*What to do*
Leave out every picture and restate word for word the lines from the one with "Convert this document image to plain text." to the final line.

*Extracted entries*
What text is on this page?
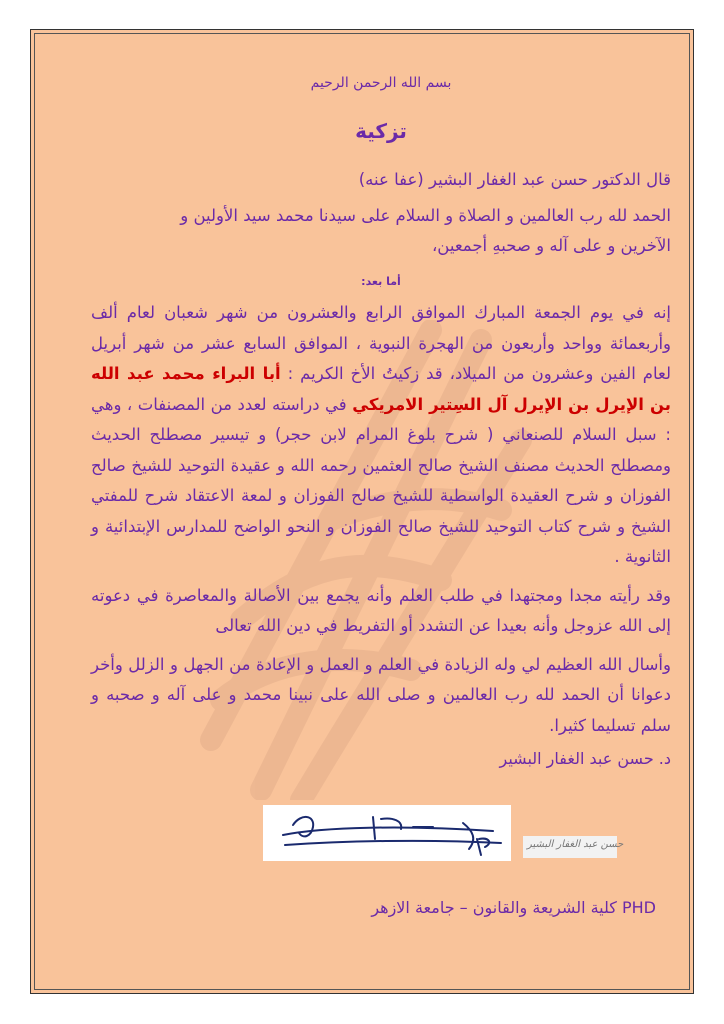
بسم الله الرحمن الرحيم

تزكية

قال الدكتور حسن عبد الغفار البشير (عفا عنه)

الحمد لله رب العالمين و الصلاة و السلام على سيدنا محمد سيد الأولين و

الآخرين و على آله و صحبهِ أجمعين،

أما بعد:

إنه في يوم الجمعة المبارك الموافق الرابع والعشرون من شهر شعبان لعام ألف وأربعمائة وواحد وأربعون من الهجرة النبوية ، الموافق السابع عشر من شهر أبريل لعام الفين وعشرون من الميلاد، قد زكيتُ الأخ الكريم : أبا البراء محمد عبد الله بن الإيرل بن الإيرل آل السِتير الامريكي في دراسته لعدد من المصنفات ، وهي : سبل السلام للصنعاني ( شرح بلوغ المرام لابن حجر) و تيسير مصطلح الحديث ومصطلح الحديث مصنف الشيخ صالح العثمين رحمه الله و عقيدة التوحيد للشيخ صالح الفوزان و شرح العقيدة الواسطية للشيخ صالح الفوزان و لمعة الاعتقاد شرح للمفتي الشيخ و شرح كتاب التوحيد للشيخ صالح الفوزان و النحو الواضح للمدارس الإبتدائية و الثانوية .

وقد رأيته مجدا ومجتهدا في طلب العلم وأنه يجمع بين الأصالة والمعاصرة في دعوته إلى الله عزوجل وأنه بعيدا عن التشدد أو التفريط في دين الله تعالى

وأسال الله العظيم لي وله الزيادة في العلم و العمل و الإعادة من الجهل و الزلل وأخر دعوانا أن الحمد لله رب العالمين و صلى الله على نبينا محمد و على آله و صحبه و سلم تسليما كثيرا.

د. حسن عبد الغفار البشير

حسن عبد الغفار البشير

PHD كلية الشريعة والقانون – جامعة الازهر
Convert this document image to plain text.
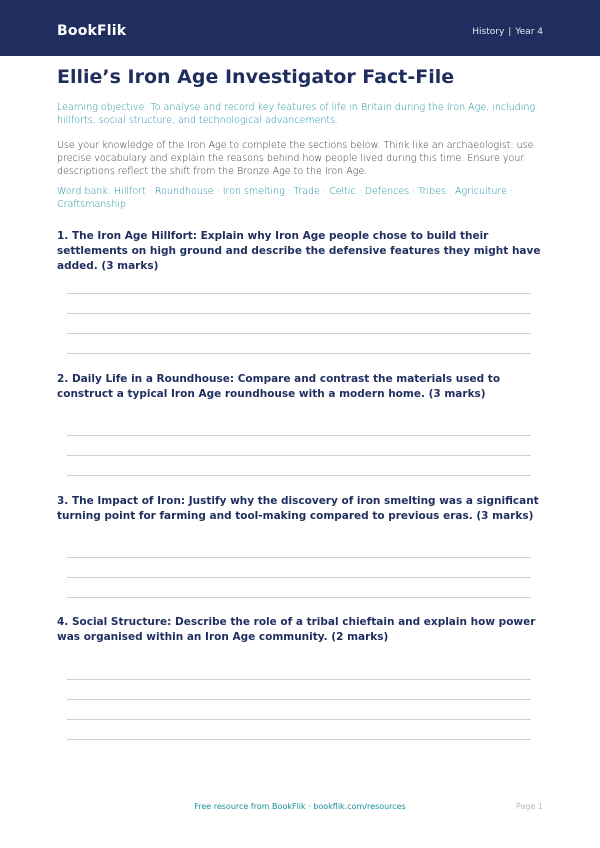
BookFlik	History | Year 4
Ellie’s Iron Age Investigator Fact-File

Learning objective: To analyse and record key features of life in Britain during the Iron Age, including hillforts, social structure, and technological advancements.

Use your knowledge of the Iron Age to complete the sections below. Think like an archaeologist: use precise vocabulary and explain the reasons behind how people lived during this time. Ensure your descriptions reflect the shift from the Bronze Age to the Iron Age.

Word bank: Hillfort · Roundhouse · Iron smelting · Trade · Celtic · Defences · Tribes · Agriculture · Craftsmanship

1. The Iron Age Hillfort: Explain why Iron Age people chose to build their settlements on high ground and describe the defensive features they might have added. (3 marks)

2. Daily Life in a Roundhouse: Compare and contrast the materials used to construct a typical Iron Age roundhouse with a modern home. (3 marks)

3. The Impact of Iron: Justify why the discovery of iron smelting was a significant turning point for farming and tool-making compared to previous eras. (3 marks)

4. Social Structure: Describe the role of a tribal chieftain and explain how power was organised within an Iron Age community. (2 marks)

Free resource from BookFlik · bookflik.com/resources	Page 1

*Output of the exercise*
Convert this document image to plain text.
BookFlik	History | Year 4
Ellie’s Iron Age Investigator Fact-File

Learning objective: To analyse and record key features of life in Britain during the Iron Age, including hillforts, social structure, and technological advancements.

Use your knowledge of the Iron Age to complete the sections below. Think like an archaeologist: use precise vocabulary and explain the reasons behind how people lived during this time. Ensure your descriptions reflect the shift from the Bronze Age to the Iron Age.

Word bank: Hillfort · Roundhouse · Iron smelting · Trade · Celtic · Defences · Tribes · Agriculture · Craftsmanship

1. The Iron Age Hillfort: Explain why Iron Age people chose to build their settlements on high ground and describe the defensive features they might have added. (3 marks)

2. Daily Life in a Roundhouse: Compare and contrast the materials used to construct a typical Iron Age roundhouse with a modern home. (3 marks)

3. The Impact of Iron: Justify why the discovery of iron smelting was a significant turning point for farming and tool-making compared to previous eras. (3 marks)

4. Social Structure: Describe the role of a tribal chieftain and explain how power was organised within an Iron Age community. (2 marks)

Free resource from BookFlik · bookflik.com/resources	Page 1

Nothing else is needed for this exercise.